• _PROBLEM DETAILS_: Check every line below for the string "label", and copy the lines that contain it.

>> Begin INFORMATION SHOWN

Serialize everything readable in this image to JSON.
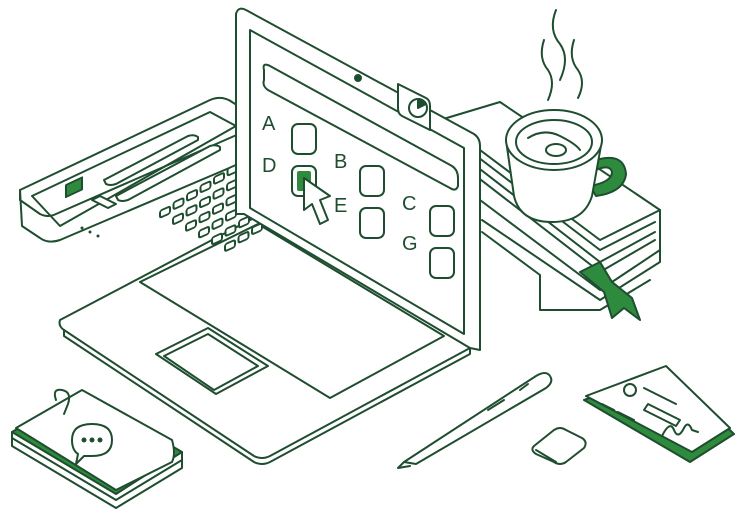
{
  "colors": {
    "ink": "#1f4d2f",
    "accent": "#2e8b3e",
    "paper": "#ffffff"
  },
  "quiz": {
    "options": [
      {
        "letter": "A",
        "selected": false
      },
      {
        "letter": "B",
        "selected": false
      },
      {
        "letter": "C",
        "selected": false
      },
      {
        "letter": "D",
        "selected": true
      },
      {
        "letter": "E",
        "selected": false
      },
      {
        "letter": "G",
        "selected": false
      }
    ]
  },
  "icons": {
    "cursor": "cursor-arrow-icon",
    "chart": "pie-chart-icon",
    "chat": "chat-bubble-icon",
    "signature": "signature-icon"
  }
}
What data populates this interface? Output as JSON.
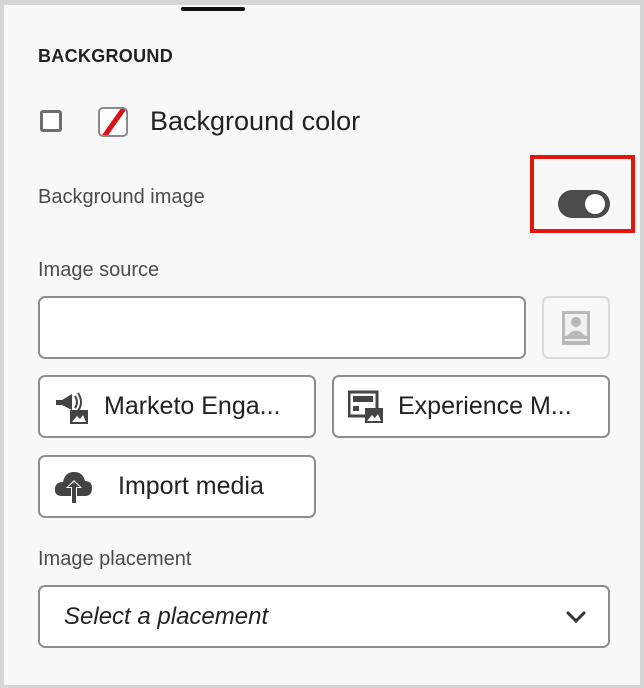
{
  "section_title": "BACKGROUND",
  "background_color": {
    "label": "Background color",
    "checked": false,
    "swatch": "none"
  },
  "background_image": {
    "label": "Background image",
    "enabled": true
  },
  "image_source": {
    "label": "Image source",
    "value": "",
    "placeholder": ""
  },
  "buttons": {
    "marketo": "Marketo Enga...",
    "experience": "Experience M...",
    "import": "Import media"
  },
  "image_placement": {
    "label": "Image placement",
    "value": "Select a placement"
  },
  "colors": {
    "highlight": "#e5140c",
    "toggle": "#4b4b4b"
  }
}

>> End INFORMATION SHOWN

• _SOLUTION BELOW_:
    "label": "Background color",
    "label": "Background image",
    "label": "Image source",
    "label": "Image placement",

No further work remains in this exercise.